◆ **SET PROBLEM**:
Find the line containing "Serialize everything readable". Return it and every line after it, unchanged, up to and including the last line.

** start DATA TO USE **

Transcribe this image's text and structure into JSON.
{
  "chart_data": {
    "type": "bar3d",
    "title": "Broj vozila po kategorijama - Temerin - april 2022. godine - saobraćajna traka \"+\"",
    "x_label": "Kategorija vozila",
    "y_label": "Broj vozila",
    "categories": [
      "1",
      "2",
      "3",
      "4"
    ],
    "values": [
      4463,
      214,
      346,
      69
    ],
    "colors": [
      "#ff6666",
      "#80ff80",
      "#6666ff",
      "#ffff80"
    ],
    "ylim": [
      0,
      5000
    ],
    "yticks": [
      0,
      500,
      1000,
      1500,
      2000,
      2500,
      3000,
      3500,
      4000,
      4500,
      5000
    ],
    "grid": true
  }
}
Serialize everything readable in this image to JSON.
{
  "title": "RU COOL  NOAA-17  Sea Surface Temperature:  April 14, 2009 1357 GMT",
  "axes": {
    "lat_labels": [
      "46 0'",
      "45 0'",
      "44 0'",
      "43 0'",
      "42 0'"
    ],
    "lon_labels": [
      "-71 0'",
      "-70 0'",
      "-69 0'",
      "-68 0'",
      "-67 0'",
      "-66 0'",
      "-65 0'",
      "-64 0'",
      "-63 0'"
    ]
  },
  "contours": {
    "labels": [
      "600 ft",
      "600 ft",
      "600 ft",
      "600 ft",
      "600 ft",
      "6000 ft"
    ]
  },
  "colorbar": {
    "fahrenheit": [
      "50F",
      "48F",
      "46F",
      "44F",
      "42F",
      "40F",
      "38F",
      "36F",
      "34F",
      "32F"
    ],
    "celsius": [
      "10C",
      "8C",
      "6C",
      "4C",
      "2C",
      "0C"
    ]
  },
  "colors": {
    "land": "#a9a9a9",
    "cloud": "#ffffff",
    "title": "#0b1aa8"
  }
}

** end DATA TO USE **

◆ **ANSWER TO THE EXERCISE**:
Serialize everything readable in this image to JSON.
{
  "title": "RU COOL  NOAA-17  Sea Surface Temperature:  April 14, 2009 1357 GMT",
  "axes": {
    "lat_labels": [
      "46 0'",
      "45 0'",
      "44 0'",
      "43 0'",
      "42 0'"
    ],
    "lon_labels": [
      "-71 0'",
      "-70 0'",
      "-69 0'",
      "-68 0'",
      "-67 0'",
      "-66 0'",
      "-65 0'",
      "-64 0'",
      "-63 0'"
    ]
  },
  "contours": {
    "labels": [
      "600 ft",
      "600 ft",
      "600 ft",
      "600 ft",
      "600 ft",
      "6000 ft"
    ]
  },
  "colorbar": {
    "fahrenheit": [
      "50F",
      "48F",
      "46F",
      "44F",
      "42F",
      "40F",
      "38F",
      "36F",
      "34F",
      "32F"
    ],
    "celsius": [
      "10C",
      "8C",
      "6C",
      "4C",
      "2C",
      "0C"
    ]
  },
  "colors": {
    "land": "#a9a9a9",
    "cloud": "#ffffff",
    "title": "#0b1aa8"
  }
}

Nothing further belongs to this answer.